**What you will do:** Pick out all lines in the listing holding the string "liters" and copy them.
-- START OF Input material --
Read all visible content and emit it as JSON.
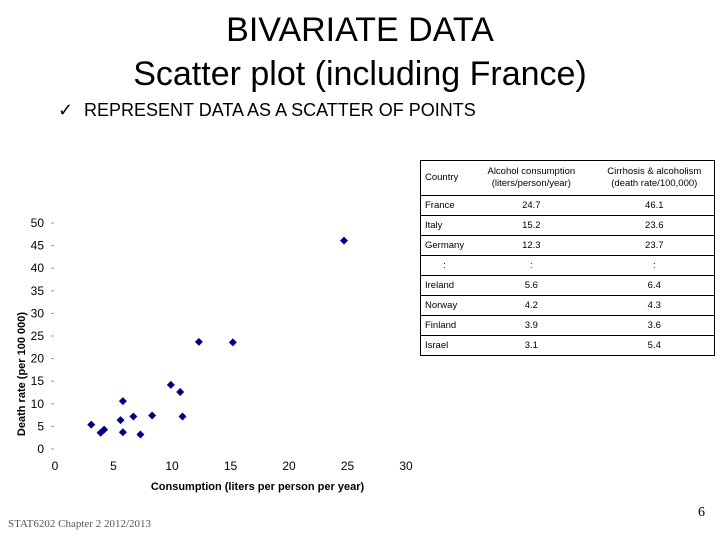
{
  "slide": {
    "title_line1": "BIVARIATE DATA",
    "title_line2": "Scatter plot (including France)",
    "bullet_icon": "checkmark-icon",
    "bullet_text": "REPRESENT DATA AS A SCATTER OF POINTS",
    "footer": "STAT6202 Chapter 2 2012/2013",
    "page_number": "6"
  },
  "table": {
    "headers": [
      "Country",
      "Alcohol consumption (liters/person/year)",
      "Cirrhosis & alcoholism (death rate/100,000)"
    ],
    "rows": [
      [
        "France",
        "24.7",
        "46.1"
      ],
      [
        "Italy",
        "15.2",
        "23.6"
      ],
      [
        "Germany",
        "12.3",
        "23.7"
      ],
      [
        ":",
        ":",
        ":"
      ],
      [
        "Ireland",
        "5.6",
        "6.4"
      ],
      [
        "Norway",
        "4.2",
        "4.3"
      ],
      [
        "Finland",
        "3.9",
        "3.6"
      ],
      [
        "Israel",
        "3.1",
        "5.4"
      ]
    ]
  },
  "chart_data": {
    "type": "scatter",
    "title": "",
    "xlabel": "Consumption (liters per person per year)",
    "ylabel": "Death rate (per 100 000)",
    "xlim": [
      0,
      30
    ],
    "ylim": [
      0,
      50
    ],
    "xticks": [
      "0",
      "5",
      "10",
      "15",
      "20",
      "25",
      "30"
    ],
    "yticks": [
      "0",
      "5",
      "10",
      "15",
      "20",
      "25",
      "30",
      "35",
      "40",
      "45",
      "50"
    ],
    "grid": false,
    "marker_color": "#000080",
    "points": [
      {
        "x": 24.7,
        "y": 46.1
      },
      {
        "x": 15.2,
        "y": 23.6
      },
      {
        "x": 12.3,
        "y": 23.7
      },
      {
        "x": 9.9,
        "y": 14.2
      },
      {
        "x": 10.7,
        "y": 12.6
      },
      {
        "x": 10.9,
        "y": 7.2
      },
      {
        "x": 8.3,
        "y": 7.4
      },
      {
        "x": 6.7,
        "y": 7.2
      },
      {
        "x": 5.8,
        "y": 10.6
      },
      {
        "x": 5.6,
        "y": 6.4
      },
      {
        "x": 5.8,
        "y": 3.7
      },
      {
        "x": 7.3,
        "y": 3.2
      },
      {
        "x": 4.2,
        "y": 4.3
      },
      {
        "x": 3.9,
        "y": 3.6
      },
      {
        "x": 3.1,
        "y": 5.4
      }
    ]
  }
}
-- END OF Input material --
**Exercise response:**
      "Alcohol consumption (liters/person/year)",
    "xlabel": "Consumption (liters per person per year)",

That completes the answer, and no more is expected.